Task requirements: Transcribe every record verbatim; no pictures.

Data for processing:
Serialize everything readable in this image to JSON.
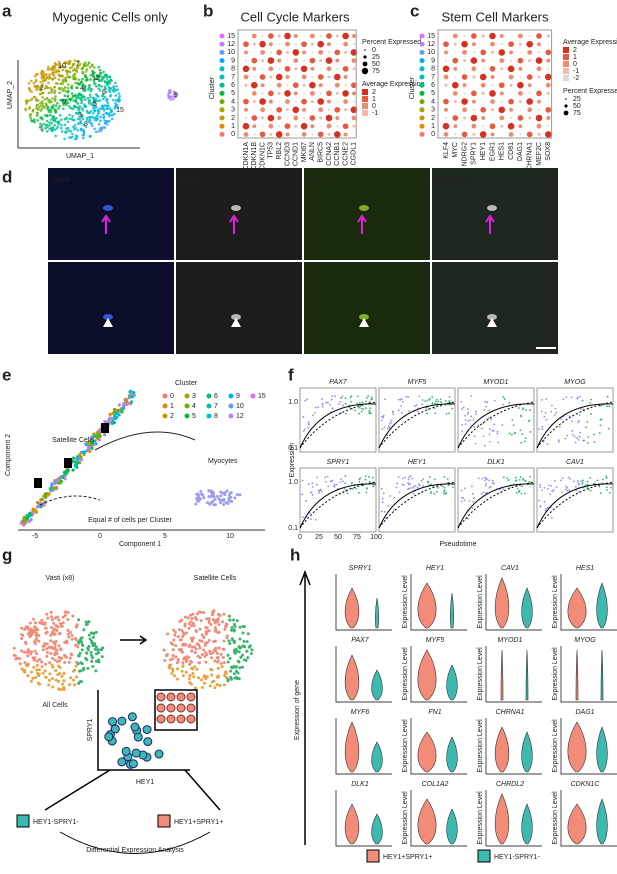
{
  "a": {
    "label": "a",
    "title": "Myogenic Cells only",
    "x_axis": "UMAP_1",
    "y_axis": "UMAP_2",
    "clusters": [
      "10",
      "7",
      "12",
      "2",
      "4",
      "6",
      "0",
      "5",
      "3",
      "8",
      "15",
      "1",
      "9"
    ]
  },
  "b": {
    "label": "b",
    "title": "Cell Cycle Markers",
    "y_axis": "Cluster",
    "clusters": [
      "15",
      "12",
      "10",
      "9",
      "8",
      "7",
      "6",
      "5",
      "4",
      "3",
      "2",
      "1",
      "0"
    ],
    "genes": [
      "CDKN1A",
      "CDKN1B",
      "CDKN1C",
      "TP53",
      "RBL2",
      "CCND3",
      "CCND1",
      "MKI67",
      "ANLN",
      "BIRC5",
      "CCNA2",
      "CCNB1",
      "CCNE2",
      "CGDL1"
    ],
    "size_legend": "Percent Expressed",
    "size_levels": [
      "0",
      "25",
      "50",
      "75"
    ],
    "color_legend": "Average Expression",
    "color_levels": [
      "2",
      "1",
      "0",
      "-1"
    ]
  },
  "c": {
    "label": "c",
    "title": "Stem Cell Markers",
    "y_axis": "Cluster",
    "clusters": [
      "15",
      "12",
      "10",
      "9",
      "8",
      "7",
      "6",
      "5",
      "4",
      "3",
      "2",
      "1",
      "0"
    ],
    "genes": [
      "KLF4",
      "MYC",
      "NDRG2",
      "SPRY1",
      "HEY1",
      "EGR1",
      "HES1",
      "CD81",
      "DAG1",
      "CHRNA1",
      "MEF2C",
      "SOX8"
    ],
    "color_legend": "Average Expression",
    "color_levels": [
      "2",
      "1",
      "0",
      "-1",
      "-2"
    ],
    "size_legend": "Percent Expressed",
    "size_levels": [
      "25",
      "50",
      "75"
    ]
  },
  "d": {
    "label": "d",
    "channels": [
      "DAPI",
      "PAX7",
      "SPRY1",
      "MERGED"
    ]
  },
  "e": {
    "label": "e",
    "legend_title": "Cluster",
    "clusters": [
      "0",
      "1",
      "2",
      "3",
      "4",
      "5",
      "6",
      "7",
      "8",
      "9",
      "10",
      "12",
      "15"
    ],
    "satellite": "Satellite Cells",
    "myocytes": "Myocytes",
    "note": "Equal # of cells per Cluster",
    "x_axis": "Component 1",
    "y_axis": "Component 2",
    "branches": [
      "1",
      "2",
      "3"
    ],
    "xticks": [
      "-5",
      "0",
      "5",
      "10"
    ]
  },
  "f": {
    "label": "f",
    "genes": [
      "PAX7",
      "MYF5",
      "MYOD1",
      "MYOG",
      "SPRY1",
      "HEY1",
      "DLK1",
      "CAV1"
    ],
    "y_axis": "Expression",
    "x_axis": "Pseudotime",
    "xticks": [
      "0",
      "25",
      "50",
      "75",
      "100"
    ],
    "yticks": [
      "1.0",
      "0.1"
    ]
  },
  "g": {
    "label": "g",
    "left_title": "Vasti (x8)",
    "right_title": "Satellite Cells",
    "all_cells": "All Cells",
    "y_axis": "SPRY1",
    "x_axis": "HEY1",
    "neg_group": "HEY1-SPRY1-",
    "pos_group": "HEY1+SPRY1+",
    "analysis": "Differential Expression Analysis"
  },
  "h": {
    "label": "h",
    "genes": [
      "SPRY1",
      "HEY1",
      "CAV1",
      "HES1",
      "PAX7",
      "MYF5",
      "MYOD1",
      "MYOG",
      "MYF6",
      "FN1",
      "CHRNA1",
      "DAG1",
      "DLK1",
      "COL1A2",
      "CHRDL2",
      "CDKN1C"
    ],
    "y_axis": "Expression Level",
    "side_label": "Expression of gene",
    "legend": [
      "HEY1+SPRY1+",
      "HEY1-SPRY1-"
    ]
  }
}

Task answer:
Serialize everything readable in this image to JSON.
{
  "a": {
    "label": "a",
    "title": "Myogenic Cells only",
    "x_axis": "UMAP_1",
    "y_axis": "UMAP_2",
    "clusters": [
      "10",
      "7",
      "12",
      "2",
      "4",
      "6",
      "0",
      "5",
      "3",
      "8",
      "15",
      "1",
      "9"
    ]
  },
  "b": {
    "label": "b",
    "title": "Cell Cycle Markers",
    "y_axis": "Cluster",
    "clusters": [
      "15",
      "12",
      "10",
      "9",
      "8",
      "7",
      "6",
      "5",
      "4",
      "3",
      "2",
      "1",
      "0"
    ],
    "genes": [
      "CDKN1A",
      "CDKN1B",
      "CDKN1C",
      "TP53",
      "RBL2",
      "CCND3",
      "CCND1",
      "MKI67",
      "ANLN",
      "BIRC5",
      "CCNA2",
      "CCNB1",
      "CCNE2",
      "CGDL1"
    ],
    "size_legend": "Percent Expressed",
    "size_levels": [
      "0",
      "25",
      "50",
      "75"
    ],
    "color_legend": "Average Expression",
    "color_levels": [
      "2",
      "1",
      "0",
      "-1"
    ]
  },
  "c": {
    "label": "c",
    "title": "Stem Cell Markers",
    "y_axis": "Cluster",
    "clusters": [
      "15",
      "12",
      "10",
      "9",
      "8",
      "7",
      "6",
      "5",
      "4",
      "3",
      "2",
      "1",
      "0"
    ],
    "genes": [
      "KLF4",
      "MYC",
      "NDRG2",
      "SPRY1",
      "HEY1",
      "EGR1",
      "HES1",
      "CD81",
      "DAG1",
      "CHRNA1",
      "MEF2C",
      "SOX8"
    ],
    "color_legend": "Average Expression",
    "color_levels": [
      "2",
      "1",
      "0",
      "-1",
      "-2"
    ],
    "size_legend": "Percent Expressed",
    "size_levels": [
      "25",
      "50",
      "75"
    ]
  },
  "d": {
    "label": "d",
    "channels": [
      "DAPI",
      "PAX7",
      "SPRY1",
      "MERGED"
    ]
  },
  "e": {
    "label": "e",
    "legend_title": "Cluster",
    "clusters": [
      "0",
      "1",
      "2",
      "3",
      "4",
      "5",
      "6",
      "7",
      "8",
      "9",
      "10",
      "12",
      "15"
    ],
    "satellite": "Satellite Cells",
    "myocytes": "Myocytes",
    "note": "Equal # of cells per Cluster",
    "x_axis": "Component 1",
    "y_axis": "Component 2",
    "branches": [
      "1",
      "2",
      "3"
    ],
    "xticks": [
      "-5",
      "0",
      "5",
      "10"
    ]
  },
  "f": {
    "label": "f",
    "genes": [
      "PAX7",
      "MYF5",
      "MYOD1",
      "MYOG",
      "SPRY1",
      "HEY1",
      "DLK1",
      "CAV1"
    ],
    "y_axis": "Expression",
    "x_axis": "Pseudotime",
    "xticks": [
      "0",
      "25",
      "50",
      "75",
      "100"
    ],
    "yticks": [
      "1.0",
      "0.1"
    ]
  },
  "g": {
    "label": "g",
    "left_title": "Vasti (x8)",
    "right_title": "Satellite Cells",
    "all_cells": "All Cells",
    "y_axis": "SPRY1",
    "x_axis": "HEY1",
    "neg_group": "HEY1-SPRY1-",
    "pos_group": "HEY1+SPRY1+",
    "analysis": "Differential Expression Analysis"
  },
  "h": {
    "label": "h",
    "genes": [
      "SPRY1",
      "HEY1",
      "CAV1",
      "HES1",
      "PAX7",
      "MYF5",
      "MYOD1",
      "MYOG",
      "MYF6",
      "FN1",
      "CHRNA1",
      "DAG1",
      "DLK1",
      "COL1A2",
      "CHRDL2",
      "CDKN1C"
    ],
    "y_axis": "Expression Level",
    "side_label": "Expression of gene",
    "legend": [
      "HEY1+SPRY1+",
      "HEY1-SPRY1-"
    ]
  }
}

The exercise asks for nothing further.